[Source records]
--- --- ---

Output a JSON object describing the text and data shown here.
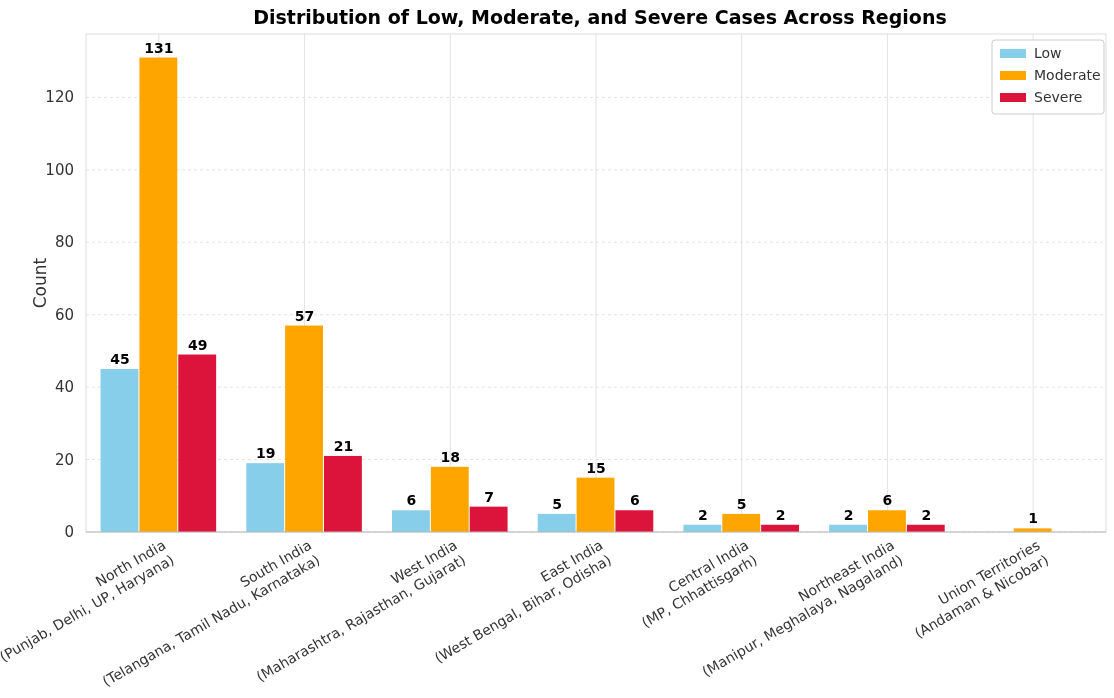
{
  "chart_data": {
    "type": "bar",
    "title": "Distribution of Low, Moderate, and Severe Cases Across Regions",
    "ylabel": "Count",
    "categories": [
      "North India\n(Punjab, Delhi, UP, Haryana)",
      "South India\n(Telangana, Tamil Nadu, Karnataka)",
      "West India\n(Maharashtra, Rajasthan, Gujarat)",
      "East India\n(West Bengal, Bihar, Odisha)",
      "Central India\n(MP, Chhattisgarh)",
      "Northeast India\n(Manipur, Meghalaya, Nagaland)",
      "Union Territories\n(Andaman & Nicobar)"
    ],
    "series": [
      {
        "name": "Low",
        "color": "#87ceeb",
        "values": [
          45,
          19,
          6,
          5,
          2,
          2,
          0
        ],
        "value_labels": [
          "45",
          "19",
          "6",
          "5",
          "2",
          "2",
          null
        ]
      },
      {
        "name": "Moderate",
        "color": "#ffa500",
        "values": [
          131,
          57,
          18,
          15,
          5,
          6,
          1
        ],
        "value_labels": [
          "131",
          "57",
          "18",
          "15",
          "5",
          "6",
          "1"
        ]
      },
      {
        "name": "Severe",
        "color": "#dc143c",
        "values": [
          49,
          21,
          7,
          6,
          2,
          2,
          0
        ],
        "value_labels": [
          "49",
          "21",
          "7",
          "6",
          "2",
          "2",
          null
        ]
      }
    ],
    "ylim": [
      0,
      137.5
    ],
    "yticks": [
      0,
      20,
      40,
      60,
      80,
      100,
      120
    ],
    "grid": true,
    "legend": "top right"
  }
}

--- --- ---

- STATED PROBLEM -
Without the pictures, write out every entry precisely as it appears.

- WRITTEN RESPONSE -
Output a JSON object describing the text and data shown here.
{
  "chart_data": {
    "type": "bar",
    "title": "Distribution of Low, Moderate, and Severe Cases Across Regions",
    "ylabel": "Count",
    "categories": [
      "North India\n(Punjab, Delhi, UP, Haryana)",
      "South India\n(Telangana, Tamil Nadu, Karnataka)",
      "West India\n(Maharashtra, Rajasthan, Gujarat)",
      "East India\n(West Bengal, Bihar, Odisha)",
      "Central India\n(MP, Chhattisgarh)",
      "Northeast India\n(Manipur, Meghalaya, Nagaland)",
      "Union Territories\n(Andaman & Nicobar)"
    ],
    "series": [
      {
        "name": "Low",
        "color": "#87ceeb",
        "values": [
          45,
          19,
          6,
          5,
          2,
          2,
          0
        ],
        "value_labels": [
          "45",
          "19",
          "6",
          "5",
          "2",
          "2",
          null
        ]
      },
      {
        "name": "Moderate",
        "color": "#ffa500",
        "values": [
          131,
          57,
          18,
          15,
          5,
          6,
          1
        ],
        "value_labels": [
          "131",
          "57",
          "18",
          "15",
          "5",
          "6",
          "1"
        ]
      },
      {
        "name": "Severe",
        "color": "#dc143c",
        "values": [
          49,
          21,
          7,
          6,
          2,
          2,
          0
        ],
        "value_labels": [
          "49",
          "21",
          "7",
          "6",
          "2",
          "2",
          null
        ]
      }
    ],
    "ylim": [
      0,
      137.5
    ],
    "yticks": [
      0,
      20,
      40,
      60,
      80,
      100,
      120
    ],
    "grid": true,
    "legend": "top right"
  }
}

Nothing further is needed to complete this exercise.